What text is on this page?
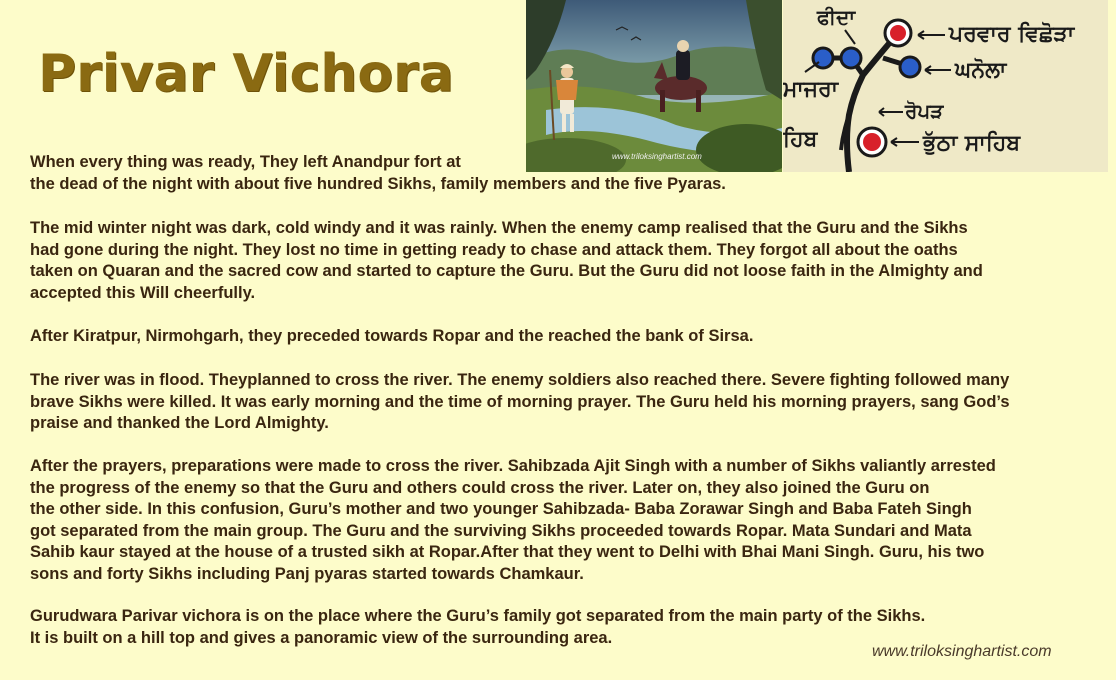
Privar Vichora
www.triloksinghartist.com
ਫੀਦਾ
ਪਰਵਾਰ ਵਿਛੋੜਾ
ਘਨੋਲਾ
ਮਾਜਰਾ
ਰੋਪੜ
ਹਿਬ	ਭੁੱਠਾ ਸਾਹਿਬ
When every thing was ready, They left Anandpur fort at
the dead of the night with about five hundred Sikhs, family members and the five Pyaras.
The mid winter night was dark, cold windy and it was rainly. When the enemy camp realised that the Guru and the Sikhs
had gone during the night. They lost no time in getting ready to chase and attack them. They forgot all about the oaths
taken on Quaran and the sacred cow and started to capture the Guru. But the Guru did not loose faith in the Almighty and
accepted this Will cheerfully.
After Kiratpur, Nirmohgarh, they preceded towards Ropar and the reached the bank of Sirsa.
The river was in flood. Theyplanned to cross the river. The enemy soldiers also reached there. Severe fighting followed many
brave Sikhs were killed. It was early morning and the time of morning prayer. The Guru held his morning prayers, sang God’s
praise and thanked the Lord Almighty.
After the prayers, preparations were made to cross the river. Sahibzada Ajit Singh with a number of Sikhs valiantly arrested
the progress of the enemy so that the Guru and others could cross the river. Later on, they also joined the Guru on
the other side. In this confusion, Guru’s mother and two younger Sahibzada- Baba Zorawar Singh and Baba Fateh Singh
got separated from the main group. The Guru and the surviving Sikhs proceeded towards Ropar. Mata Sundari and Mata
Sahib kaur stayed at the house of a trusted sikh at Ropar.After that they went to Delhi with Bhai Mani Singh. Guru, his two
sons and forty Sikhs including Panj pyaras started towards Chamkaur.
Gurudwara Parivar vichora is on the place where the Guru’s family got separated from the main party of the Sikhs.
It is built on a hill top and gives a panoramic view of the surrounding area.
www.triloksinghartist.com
---*---
- What is needed: Return each line exactly as written. Any picture gets left out.

- Answer to this problem:
What text is on this page?
Privar Vichora
www.triloksinghartist.com
ਫੀਦਾ
ਪਰਵਾਰ ਵਿਛੋੜਾ
ਘਨੋਲਾ
ਮਾਜਰਾ
ਰੋਪੜ
ਹਿਬ	ਭੁੱਠਾ ਸਾਹਿਬ
When every thing was ready, They left Anandpur fort at
the dead of the night with about five hundred Sikhs, family members and the five Pyaras.
The mid winter night was dark, cold windy and it was rainly. When the enemy camp realised that the Guru and the Sikhs
had gone during the night. They lost no time in getting ready to chase and attack them. They forgot all about the oaths
taken on Quaran and the sacred cow and started to capture the Guru. But the Guru did not loose faith in the Almighty and
accepted this Will cheerfully.
After Kiratpur, Nirmohgarh, they preceded towards Ropar and the reached the bank of Sirsa.
The river was in flood. Theyplanned to cross the river. The enemy soldiers also reached there. Severe fighting followed many
brave Sikhs were killed. It was early morning and the time of morning prayer. The Guru held his morning prayers, sang God’s
praise and thanked the Lord Almighty.
After the prayers, preparations were made to cross the river. Sahibzada Ajit Singh with a number of Sikhs valiantly arrested
the progress of the enemy so that the Guru and others could cross the river. Later on, they also joined the Guru on
the other side. In this confusion, Guru’s mother and two younger Sahibzada- Baba Zorawar Singh and Baba Fateh Singh
got separated from the main group. The Guru and the surviving Sikhs proceeded towards Ropar. Mata Sundari and Mata
Sahib kaur stayed at the house of a trusted sikh at Ropar.After that they went to Delhi with Bhai Mani Singh. Guru, his two
sons and forty Sikhs including Panj pyaras started towards Chamkaur.
Gurudwara Parivar vichora is on the place where the Guru’s family got separated from the main party of the Sikhs.
It is built on a hill top and gives a panoramic view of the surrounding area.
www.triloksinghartist.com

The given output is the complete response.